**Task instructions**:
Restate every line of the material, word for word.

## Begin Items

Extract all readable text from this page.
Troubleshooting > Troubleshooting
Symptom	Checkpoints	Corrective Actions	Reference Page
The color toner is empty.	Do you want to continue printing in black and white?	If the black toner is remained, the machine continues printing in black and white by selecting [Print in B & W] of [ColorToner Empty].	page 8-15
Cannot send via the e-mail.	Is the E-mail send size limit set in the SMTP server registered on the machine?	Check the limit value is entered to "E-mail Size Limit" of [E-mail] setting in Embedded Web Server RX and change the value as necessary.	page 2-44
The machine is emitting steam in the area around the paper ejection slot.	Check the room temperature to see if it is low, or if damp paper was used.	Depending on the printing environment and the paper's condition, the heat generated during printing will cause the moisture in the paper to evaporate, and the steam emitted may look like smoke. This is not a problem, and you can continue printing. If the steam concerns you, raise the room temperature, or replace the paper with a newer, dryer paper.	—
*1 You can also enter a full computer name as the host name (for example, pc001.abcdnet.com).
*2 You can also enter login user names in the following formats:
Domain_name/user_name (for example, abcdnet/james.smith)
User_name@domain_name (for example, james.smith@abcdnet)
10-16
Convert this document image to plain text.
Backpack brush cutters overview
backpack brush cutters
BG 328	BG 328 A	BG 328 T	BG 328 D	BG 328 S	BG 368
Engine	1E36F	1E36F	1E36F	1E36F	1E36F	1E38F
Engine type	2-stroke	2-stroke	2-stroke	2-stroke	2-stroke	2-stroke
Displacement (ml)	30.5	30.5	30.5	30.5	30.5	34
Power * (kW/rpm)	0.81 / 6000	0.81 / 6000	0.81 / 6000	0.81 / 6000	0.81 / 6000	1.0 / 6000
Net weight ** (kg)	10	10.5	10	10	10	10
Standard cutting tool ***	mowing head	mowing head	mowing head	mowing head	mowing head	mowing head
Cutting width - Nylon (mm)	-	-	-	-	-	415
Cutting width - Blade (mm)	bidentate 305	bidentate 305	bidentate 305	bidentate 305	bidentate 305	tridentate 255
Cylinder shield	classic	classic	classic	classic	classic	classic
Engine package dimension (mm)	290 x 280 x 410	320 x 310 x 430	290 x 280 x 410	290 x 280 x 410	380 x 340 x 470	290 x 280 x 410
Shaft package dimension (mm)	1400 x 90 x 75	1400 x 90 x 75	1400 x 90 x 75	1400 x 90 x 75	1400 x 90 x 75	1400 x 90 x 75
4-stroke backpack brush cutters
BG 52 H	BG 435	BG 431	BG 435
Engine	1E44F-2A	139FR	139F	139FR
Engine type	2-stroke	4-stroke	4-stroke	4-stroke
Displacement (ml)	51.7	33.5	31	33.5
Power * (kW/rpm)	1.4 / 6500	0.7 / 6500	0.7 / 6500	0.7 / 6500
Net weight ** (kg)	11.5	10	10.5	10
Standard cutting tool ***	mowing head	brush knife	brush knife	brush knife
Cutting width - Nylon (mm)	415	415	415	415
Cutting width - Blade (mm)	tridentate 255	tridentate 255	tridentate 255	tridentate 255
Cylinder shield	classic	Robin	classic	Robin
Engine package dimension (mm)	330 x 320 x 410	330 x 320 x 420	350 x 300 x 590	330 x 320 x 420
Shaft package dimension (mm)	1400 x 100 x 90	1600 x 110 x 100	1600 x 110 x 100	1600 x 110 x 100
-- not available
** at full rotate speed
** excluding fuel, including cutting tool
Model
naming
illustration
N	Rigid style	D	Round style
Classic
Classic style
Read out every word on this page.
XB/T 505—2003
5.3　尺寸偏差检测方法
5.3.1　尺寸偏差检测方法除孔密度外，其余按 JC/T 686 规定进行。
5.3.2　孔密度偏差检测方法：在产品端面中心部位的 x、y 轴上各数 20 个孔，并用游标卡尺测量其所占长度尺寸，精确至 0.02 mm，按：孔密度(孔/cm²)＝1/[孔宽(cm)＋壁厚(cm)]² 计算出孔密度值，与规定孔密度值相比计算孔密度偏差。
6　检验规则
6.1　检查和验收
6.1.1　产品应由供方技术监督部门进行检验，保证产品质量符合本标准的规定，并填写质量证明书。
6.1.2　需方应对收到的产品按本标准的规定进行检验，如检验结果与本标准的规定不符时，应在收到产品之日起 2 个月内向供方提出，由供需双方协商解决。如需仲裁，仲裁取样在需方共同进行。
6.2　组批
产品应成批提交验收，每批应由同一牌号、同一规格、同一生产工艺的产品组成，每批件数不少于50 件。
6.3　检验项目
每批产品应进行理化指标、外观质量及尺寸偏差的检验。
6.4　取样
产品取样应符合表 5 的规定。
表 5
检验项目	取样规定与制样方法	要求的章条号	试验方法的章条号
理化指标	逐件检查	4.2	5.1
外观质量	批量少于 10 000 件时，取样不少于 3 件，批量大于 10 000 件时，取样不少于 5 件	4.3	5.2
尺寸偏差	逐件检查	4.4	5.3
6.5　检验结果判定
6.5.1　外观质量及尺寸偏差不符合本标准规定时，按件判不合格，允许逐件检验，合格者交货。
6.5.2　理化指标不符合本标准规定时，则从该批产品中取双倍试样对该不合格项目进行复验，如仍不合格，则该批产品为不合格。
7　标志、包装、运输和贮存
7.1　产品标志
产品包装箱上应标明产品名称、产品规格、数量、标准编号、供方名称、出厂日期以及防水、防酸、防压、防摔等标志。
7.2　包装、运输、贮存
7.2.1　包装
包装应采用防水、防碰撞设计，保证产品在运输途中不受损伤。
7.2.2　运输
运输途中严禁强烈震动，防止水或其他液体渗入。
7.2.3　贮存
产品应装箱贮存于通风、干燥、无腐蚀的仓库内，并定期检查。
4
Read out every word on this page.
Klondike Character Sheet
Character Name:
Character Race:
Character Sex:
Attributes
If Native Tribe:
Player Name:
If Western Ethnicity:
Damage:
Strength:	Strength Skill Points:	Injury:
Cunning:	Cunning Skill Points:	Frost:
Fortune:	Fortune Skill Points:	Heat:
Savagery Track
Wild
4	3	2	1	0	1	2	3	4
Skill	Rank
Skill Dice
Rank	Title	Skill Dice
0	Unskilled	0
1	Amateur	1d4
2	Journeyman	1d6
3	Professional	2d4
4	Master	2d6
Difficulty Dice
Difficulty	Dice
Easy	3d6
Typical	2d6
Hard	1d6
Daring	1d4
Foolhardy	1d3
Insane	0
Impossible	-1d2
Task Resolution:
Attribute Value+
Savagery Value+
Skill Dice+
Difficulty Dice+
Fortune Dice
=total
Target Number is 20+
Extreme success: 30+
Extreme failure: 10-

## End Items

**Correct answer**:
Extract all readable text from this page.
Troubleshooting > Troubleshooting
Symptom	Checkpoints	Corrective Actions	Reference Page
The color toner is empty.	Do you want to continue printing in black and white?	If the black toner is remained, the machine continues printing in black and white by selecting [Print in B & W] of [ColorToner Empty].	page 8-15
Cannot send via the e-mail.	Is the E-mail send size limit set in the SMTP server registered on the machine?	Check the limit value is entered to "E-mail Size Limit" of [E-mail] setting in Embedded Web Server RX and change the value as necessary.	page 2-44
The machine is emitting steam in the area around the paper ejection slot.	Check the room temperature to see if it is low, or if damp paper was used.	Depending on the printing environment and the paper's condition, the heat generated during printing will cause the moisture in the paper to evaporate, and the steam emitted may look like smoke. This is not a problem, and you can continue printing. If the steam concerns you, raise the room temperature, or replace the paper with a newer, dryer paper.	—
*1 You can also enter a full computer name as the host name (for example, pc001.abcdnet.com).
*2 You can also enter login user names in the following formats:
Domain_name/user_name (for example, abcdnet/james.smith)
User_name@domain_name (for example, james.smith@abcdnet)
10-16
Convert this document image to plain text.
Backpack brush cutters overview
backpack brush cutters
BG 328	BG 328 A	BG 328 T	BG 328 D	BG 328 S	BG 368
Engine	1E36F	1E36F	1E36F	1E36F	1E36F	1E38F
Engine type	2-stroke	2-stroke	2-stroke	2-stroke	2-stroke	2-stroke
Displacement (ml)	30.5	30.5	30.5	30.5	30.5	34
Power * (kW/rpm)	0.81 / 6000	0.81 / 6000	0.81 / 6000	0.81 / 6000	0.81 / 6000	1.0 / 6000
Net weight ** (kg)	10	10.5	10	10	10	10
Standard cutting tool ***	mowing head	mowing head	mowing head	mowing head	mowing head	mowing head
Cutting width - Nylon (mm)	-	-	-	-	-	415
Cutting width - Blade (mm)	bidentate 305	bidentate 305	bidentate 305	bidentate 305	bidentate 305	tridentate 255
Cylinder shield	classic	classic	classic	classic	classic	classic
Engine package dimension (mm)	290 x 280 x 410	320 x 310 x 430	290 x 280 x 410	290 x 280 x 410	380 x 340 x 470	290 x 280 x 410
Shaft package dimension (mm)	1400 x 90 x 75	1400 x 90 x 75	1400 x 90 x 75	1400 x 90 x 75	1400 x 90 x 75	1400 x 90 x 75
4-stroke backpack brush cutters
BG 52 H	BG 435	BG 431	BG 435
Engine	1E44F-2A	139FR	139F	139FR
Engine type	2-stroke	4-stroke	4-stroke	4-stroke
Displacement (ml)	51.7	33.5	31	33.5
Power * (kW/rpm)	1.4 / 6500	0.7 / 6500	0.7 / 6500	0.7 / 6500
Net weight ** (kg)	11.5	10	10.5	10
Standard cutting tool ***	mowing head	brush knife	brush knife	brush knife
Cutting width - Nylon (mm)	415	415	415	415
Cutting width - Blade (mm)	tridentate 255	tridentate 255	tridentate 255	tridentate 255
Cylinder shield	classic	Robin	classic	Robin
Engine package dimension (mm)	330 x 320 x 410	330 x 320 x 420	350 x 300 x 590	330 x 320 x 420
Shaft package dimension (mm)	1400 x 100 x 90	1600 x 110 x 100	1600 x 110 x 100	1600 x 110 x 100
-- not available
** at full rotate speed
** excluding fuel, including cutting tool
Model
naming
illustration
N	Rigid style	D	Round style
Classic
Classic style
Read out every word on this page.
XB/T 505—2003
5.3　尺寸偏差检测方法
5.3.1　尺寸偏差检测方法除孔密度外，其余按 JC/T 686 规定进行。
5.3.2　孔密度偏差检测方法：在产品端面中心部位的 x、y 轴上各数 20 个孔，并用游标卡尺测量其所占长度尺寸，精确至 0.02 mm，按：孔密度(孔/cm²)＝1/[孔宽(cm)＋壁厚(cm)]² 计算出孔密度值，与规定孔密度值相比计算孔密度偏差。
6　检验规则
6.1　检查和验收
6.1.1　产品应由供方技术监督部门进行检验，保证产品质量符合本标准的规定，并填写质量证明书。
6.1.2　需方应对收到的产品按本标准的规定进行检验，如检验结果与本标准的规定不符时，应在收到产品之日起 2 个月内向供方提出，由供需双方协商解决。如需仲裁，仲裁取样在需方共同进行。
6.2　组批
产品应成批提交验收，每批应由同一牌号、同一规格、同一生产工艺的产品组成，每批件数不少于50 件。
6.3　检验项目
每批产品应进行理化指标、外观质量及尺寸偏差的检验。
6.4　取样
产品取样应符合表 5 的规定。
表 5
检验项目	取样规定与制样方法	要求的章条号	试验方法的章条号
理化指标	逐件检查	4.2	5.1
外观质量	批量少于 10 000 件时，取样不少于 3 件，批量大于 10 000 件时，取样不少于 5 件	4.3	5.2
尺寸偏差	逐件检查	4.4	5.3
6.5　检验结果判定
6.5.1　外观质量及尺寸偏差不符合本标准规定时，按件判不合格，允许逐件检验，合格者交货。
6.5.2　理化指标不符合本标准规定时，则从该批产品中取双倍试样对该不合格项目进行复验，如仍不合格，则该批产品为不合格。
7　标志、包装、运输和贮存
7.1　产品标志
产品包装箱上应标明产品名称、产品规格、数量、标准编号、供方名称、出厂日期以及防水、防酸、防压、防摔等标志。
7.2　包装、运输、贮存
7.2.1　包装
包装应采用防水、防碰撞设计，保证产品在运输途中不受损伤。
7.2.2　运输
运输途中严禁强烈震动，防止水或其他液体渗入。
7.2.3　贮存
产品应装箱贮存于通风、干燥、无腐蚀的仓库内，并定期检查。
4
Read out every word on this page.
Klondike Character Sheet
Character Name:
Character Race:
Character Sex:
Attributes
If Native Tribe:
Player Name:
If Western Ethnicity:
Damage:
Strength:	Strength Skill Points:	Injury:
Cunning:	Cunning Skill Points:	Frost:
Fortune:	Fortune Skill Points:	Heat:
Savagery Track
Wild
4	3	2	1	0	1	2	3	4
Skill	Rank
Skill Dice
Rank	Title	Skill Dice
0	Unskilled	0
1	Amateur	1d4
2	Journeyman	1d6
3	Professional	2d4
4	Master	2d6
Difficulty Dice
Difficulty	Dice
Easy	3d6
Typical	2d6
Hard	1d6
Daring	1d4
Foolhardy	1d3
Insane	0
Impossible	-1d2
Task Resolution:
Attribute Value+
Savagery Value+
Skill Dice+
Difficulty Dice+
Fortune Dice
=total
Target Number is 20+
Extreme success: 30+
Extreme failure: 10-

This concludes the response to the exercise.